WORK INSTRUCTIONS:
Write out the whole listing word for word.

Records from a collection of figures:

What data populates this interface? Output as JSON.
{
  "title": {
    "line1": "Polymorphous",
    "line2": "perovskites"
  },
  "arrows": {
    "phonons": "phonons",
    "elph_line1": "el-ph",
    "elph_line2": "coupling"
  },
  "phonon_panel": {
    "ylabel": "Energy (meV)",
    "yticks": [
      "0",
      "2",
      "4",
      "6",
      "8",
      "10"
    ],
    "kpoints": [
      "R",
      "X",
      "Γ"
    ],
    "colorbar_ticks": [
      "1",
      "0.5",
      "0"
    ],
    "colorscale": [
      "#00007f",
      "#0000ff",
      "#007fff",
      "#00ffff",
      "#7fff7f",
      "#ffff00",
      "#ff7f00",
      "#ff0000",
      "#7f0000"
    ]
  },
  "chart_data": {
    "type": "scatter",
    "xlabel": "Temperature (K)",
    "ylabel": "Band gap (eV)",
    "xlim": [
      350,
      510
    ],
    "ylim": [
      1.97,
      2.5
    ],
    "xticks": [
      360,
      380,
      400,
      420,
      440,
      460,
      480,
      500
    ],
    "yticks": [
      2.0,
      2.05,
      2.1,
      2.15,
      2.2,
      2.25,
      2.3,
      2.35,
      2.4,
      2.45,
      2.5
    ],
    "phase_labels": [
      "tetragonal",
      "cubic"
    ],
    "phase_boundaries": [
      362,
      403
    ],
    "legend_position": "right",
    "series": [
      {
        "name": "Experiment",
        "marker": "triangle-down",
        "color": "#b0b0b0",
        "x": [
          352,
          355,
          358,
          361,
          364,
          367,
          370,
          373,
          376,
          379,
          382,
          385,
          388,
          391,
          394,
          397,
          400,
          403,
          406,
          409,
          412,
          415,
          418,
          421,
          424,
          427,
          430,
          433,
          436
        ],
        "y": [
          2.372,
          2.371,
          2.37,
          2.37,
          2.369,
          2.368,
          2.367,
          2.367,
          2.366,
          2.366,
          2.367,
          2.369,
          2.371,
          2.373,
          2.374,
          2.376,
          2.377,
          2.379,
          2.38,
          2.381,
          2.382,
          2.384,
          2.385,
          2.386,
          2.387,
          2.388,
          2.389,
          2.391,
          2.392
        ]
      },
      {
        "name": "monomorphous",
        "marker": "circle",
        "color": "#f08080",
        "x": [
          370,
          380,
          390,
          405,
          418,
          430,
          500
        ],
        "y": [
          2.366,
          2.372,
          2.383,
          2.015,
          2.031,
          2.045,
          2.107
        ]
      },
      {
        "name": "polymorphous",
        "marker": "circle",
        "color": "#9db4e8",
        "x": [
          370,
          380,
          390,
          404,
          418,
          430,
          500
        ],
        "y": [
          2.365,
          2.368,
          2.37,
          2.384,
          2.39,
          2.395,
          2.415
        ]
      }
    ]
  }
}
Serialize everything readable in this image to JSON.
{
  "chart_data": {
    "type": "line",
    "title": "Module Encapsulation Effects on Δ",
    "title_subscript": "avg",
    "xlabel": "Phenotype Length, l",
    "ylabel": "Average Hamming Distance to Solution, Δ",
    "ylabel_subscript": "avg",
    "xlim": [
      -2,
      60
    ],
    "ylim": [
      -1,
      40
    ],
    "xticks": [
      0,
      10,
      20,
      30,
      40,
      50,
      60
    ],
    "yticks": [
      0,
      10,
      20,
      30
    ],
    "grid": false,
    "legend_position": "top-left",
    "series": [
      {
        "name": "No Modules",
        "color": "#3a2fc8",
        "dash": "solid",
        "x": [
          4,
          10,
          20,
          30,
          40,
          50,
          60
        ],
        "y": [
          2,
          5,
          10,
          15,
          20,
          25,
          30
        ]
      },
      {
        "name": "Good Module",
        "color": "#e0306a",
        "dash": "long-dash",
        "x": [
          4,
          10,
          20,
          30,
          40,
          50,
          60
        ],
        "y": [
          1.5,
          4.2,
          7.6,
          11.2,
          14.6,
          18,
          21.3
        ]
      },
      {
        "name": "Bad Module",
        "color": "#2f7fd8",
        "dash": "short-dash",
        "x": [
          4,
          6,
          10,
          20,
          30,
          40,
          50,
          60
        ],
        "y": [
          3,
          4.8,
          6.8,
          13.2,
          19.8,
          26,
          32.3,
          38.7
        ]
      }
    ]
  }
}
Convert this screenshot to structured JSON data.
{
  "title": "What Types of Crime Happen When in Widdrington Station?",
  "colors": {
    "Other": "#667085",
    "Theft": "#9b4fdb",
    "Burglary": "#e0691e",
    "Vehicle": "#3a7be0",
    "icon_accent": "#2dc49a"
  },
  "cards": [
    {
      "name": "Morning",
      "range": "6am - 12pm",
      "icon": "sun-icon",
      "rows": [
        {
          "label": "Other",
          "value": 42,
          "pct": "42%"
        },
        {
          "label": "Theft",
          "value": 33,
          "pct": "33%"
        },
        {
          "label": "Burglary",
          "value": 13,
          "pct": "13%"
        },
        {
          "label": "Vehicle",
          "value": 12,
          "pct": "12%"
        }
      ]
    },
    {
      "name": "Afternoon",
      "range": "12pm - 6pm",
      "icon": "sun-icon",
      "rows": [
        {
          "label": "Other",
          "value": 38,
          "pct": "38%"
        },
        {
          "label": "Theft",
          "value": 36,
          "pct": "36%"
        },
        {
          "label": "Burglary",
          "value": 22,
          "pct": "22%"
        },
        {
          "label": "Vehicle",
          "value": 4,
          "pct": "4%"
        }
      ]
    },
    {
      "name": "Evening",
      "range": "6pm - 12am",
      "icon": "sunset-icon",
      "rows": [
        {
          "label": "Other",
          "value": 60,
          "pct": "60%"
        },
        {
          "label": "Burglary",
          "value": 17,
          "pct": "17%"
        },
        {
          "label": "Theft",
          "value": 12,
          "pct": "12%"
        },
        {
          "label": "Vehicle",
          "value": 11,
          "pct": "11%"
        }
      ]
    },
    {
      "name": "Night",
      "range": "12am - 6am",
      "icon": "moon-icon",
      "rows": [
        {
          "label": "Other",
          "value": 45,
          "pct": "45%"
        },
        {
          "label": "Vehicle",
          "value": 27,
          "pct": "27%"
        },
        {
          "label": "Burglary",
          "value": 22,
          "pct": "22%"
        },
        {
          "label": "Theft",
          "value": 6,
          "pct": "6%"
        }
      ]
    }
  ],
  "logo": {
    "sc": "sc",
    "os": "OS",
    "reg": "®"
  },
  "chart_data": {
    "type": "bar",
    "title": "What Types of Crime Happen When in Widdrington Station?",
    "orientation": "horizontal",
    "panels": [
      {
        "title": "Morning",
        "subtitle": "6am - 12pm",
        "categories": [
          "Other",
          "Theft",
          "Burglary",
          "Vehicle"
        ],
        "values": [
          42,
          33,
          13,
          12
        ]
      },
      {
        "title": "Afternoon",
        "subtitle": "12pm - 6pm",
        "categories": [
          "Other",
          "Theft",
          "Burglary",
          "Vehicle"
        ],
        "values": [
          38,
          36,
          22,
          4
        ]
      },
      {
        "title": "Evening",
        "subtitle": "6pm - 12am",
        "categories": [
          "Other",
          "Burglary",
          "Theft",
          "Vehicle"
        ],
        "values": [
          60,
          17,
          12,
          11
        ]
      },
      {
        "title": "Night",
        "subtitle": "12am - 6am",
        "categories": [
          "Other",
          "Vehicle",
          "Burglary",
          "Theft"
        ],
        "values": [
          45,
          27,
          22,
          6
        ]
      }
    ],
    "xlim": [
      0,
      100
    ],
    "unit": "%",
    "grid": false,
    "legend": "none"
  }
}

WRITTEN RESPONSE:
What data populates this interface? Output as JSON.
{
  "title": {
    "line1": "Polymorphous",
    "line2": "perovskites"
  },
  "arrows": {
    "phonons": "phonons",
    "elph_line1": "el-ph",
    "elph_line2": "coupling"
  },
  "phonon_panel": {
    "ylabel": "Energy (meV)",
    "yticks": [
      "0",
      "2",
      "4",
      "6",
      "8",
      "10"
    ],
    "kpoints": [
      "R",
      "X",
      "Γ"
    ],
    "colorbar_ticks": [
      "1",
      "0.5",
      "0"
    ],
    "colorscale": [
      "#00007f",
      "#0000ff",
      "#007fff",
      "#00ffff",
      "#7fff7f",
      "#ffff00",
      "#ff7f00",
      "#ff0000",
      "#7f0000"
    ]
  },
  "chart_data": {
    "type": "scatter",
    "xlabel": "Temperature (K)",
    "ylabel": "Band gap (eV)",
    "xlim": [
      350,
      510
    ],
    "ylim": [
      1.97,
      2.5
    ],
    "xticks": [
      360,
      380,
      400,
      420,
      440,
      460,
      480,
      500
    ],
    "yticks": [
      2.0,
      2.05,
      2.1,
      2.15,
      2.2,
      2.25,
      2.3,
      2.35,
      2.4,
      2.45,
      2.5
    ],
    "phase_labels": [
      "tetragonal",
      "cubic"
    ],
    "phase_boundaries": [
      362,
      403
    ],
    "legend_position": "right",
    "series": [
      {
        "name": "Experiment",
        "marker": "triangle-down",
        "color": "#b0b0b0",
        "x": [
          352,
          355,
          358,
          361,
          364,
          367,
          370,
          373,
          376,
          379,
          382,
          385,
          388,
          391,
          394,
          397,
          400,
          403,
          406,
          409,
          412,
          415,
          418,
          421,
          424,
          427,
          430,
          433,
          436
        ],
        "y": [
          2.372,
          2.371,
          2.37,
          2.37,
          2.369,
          2.368,
          2.367,
          2.367,
          2.366,
          2.366,
          2.367,
          2.369,
          2.371,
          2.373,
          2.374,
          2.376,
          2.377,
          2.379,
          2.38,
          2.381,
          2.382,
          2.384,
          2.385,
          2.386,
          2.387,
          2.388,
          2.389,
          2.391,
          2.392
        ]
      },
      {
        "name": "monomorphous",
        "marker": "circle",
        "color": "#f08080",
        "x": [
          370,
          380,
          390,
          405,
          418,
          430,
          500
        ],
        "y": [
          2.366,
          2.372,
          2.383,
          2.015,
          2.031,
          2.045,
          2.107
        ]
      },
      {
        "name": "polymorphous",
        "marker": "circle",
        "color": "#9db4e8",
        "x": [
          370,
          380,
          390,
          404,
          418,
          430,
          500
        ],
        "y": [
          2.365,
          2.368,
          2.37,
          2.384,
          2.39,
          2.395,
          2.415
        ]
      }
    ]
  }
}
Serialize everything readable in this image to JSON.
{
  "chart_data": {
    "type": "line",
    "title": "Module Encapsulation Effects on Δ",
    "title_subscript": "avg",
    "xlabel": "Phenotype Length, l",
    "ylabel": "Average Hamming Distance to Solution, Δ",
    "ylabel_subscript": "avg",
    "xlim": [
      -2,
      60
    ],
    "ylim": [
      -1,
      40
    ],
    "xticks": [
      0,
      10,
      20,
      30,
      40,
      50,
      60
    ],
    "yticks": [
      0,
      10,
      20,
      30
    ],
    "grid": false,
    "legend_position": "top-left",
    "series": [
      {
        "name": "No Modules",
        "color": "#3a2fc8",
        "dash": "solid",
        "x": [
          4,
          10,
          20,
          30,
          40,
          50,
          60
        ],
        "y": [
          2,
          5,
          10,
          15,
          20,
          25,
          30
        ]
      },
      {
        "name": "Good Module",
        "color": "#e0306a",
        "dash": "long-dash",
        "x": [
          4,
          10,
          20,
          30,
          40,
          50,
          60
        ],
        "y": [
          1.5,
          4.2,
          7.6,
          11.2,
          14.6,
          18,
          21.3
        ]
      },
      {
        "name": "Bad Module",
        "color": "#2f7fd8",
        "dash": "short-dash",
        "x": [
          4,
          6,
          10,
          20,
          30,
          40,
          50,
          60
        ],
        "y": [
          3,
          4.8,
          6.8,
          13.2,
          19.8,
          26,
          32.3,
          38.7
        ]
      }
    ]
  }
}
Convert this screenshot to structured JSON data.
{
  "title": "What Types of Crime Happen When in Widdrington Station?",
  "colors": {
    "Other": "#667085",
    "Theft": "#9b4fdb",
    "Burglary": "#e0691e",
    "Vehicle": "#3a7be0",
    "icon_accent": "#2dc49a"
  },
  "cards": [
    {
      "name": "Morning",
      "range": "6am - 12pm",
      "icon": "sun-icon",
      "rows": [
        {
          "label": "Other",
          "value": 42,
          "pct": "42%"
        },
        {
          "label": "Theft",
          "value": 33,
          "pct": "33%"
        },
        {
          "label": "Burglary",
          "value": 13,
          "pct": "13%"
        },
        {
          "label": "Vehicle",
          "value": 12,
          "pct": "12%"
        }
      ]
    },
    {
      "name": "Afternoon",
      "range": "12pm - 6pm",
      "icon": "sun-icon",
      "rows": [
        {
          "label": "Other",
          "value": 38,
          "pct": "38%"
        },
        {
          "label": "Theft",
          "value": 36,
          "pct": "36%"
        },
        {
          "label": "Burglary",
          "value": 22,
          "pct": "22%"
        },
        {
          "label": "Vehicle",
          "value": 4,
          "pct": "4%"
        }
      ]
    },
    {
      "name": "Evening",
      "range": "6pm - 12am",
      "icon": "sunset-icon",
      "rows": [
        {
          "label": "Other",
          "value": 60,
          "pct": "60%"
        },
        {
          "label": "Burglary",
          "value": 17,
          "pct": "17%"
        },
        {
          "label": "Theft",
          "value": 12,
          "pct": "12%"
        },
        {
          "label": "Vehicle",
          "value": 11,
          "pct": "11%"
        }
      ]
    },
    {
      "name": "Night",
      "range": "12am - 6am",
      "icon": "moon-icon",
      "rows": [
        {
          "label": "Other",
          "value": 45,
          "pct": "45%"
        },
        {
          "label": "Vehicle",
          "value": 27,
          "pct": "27%"
        },
        {
          "label": "Burglary",
          "value": 22,
          "pct": "22%"
        },
        {
          "label": "Theft",
          "value": 6,
          "pct": "6%"
        }
      ]
    }
  ],
  "logo": {
    "sc": "sc",
    "os": "OS",
    "reg": "®"
  },
  "chart_data": {
    "type": "bar",
    "title": "What Types of Crime Happen When in Widdrington Station?",
    "orientation": "horizontal",
    "panels": [
      {
        "title": "Morning",
        "subtitle": "6am - 12pm",
        "categories": [
          "Other",
          "Theft",
          "Burglary",
          "Vehicle"
        ],
        "values": [
          42,
          33,
          13,
          12
        ]
      },
      {
        "title": "Afternoon",
        "subtitle": "12pm - 6pm",
        "categories": [
          "Other",
          "Theft",
          "Burglary",
          "Vehicle"
        ],
        "values": [
          38,
          36,
          22,
          4
        ]
      },
      {
        "title": "Evening",
        "subtitle": "6pm - 12am",
        "categories": [
          "Other",
          "Burglary",
          "Theft",
          "Vehicle"
        ],
        "values": [
          60,
          17,
          12,
          11
        ]
      },
      {
        "title": "Night",
        "subtitle": "12am - 6am",
        "categories": [
          "Other",
          "Vehicle",
          "Burglary",
          "Theft"
        ],
        "values": [
          45,
          27,
          22,
          6
        ]
      }
    ],
    "xlim": [
      0,
      100
    ],
    "unit": "%",
    "grid": false,
    "legend": "none"
  }
}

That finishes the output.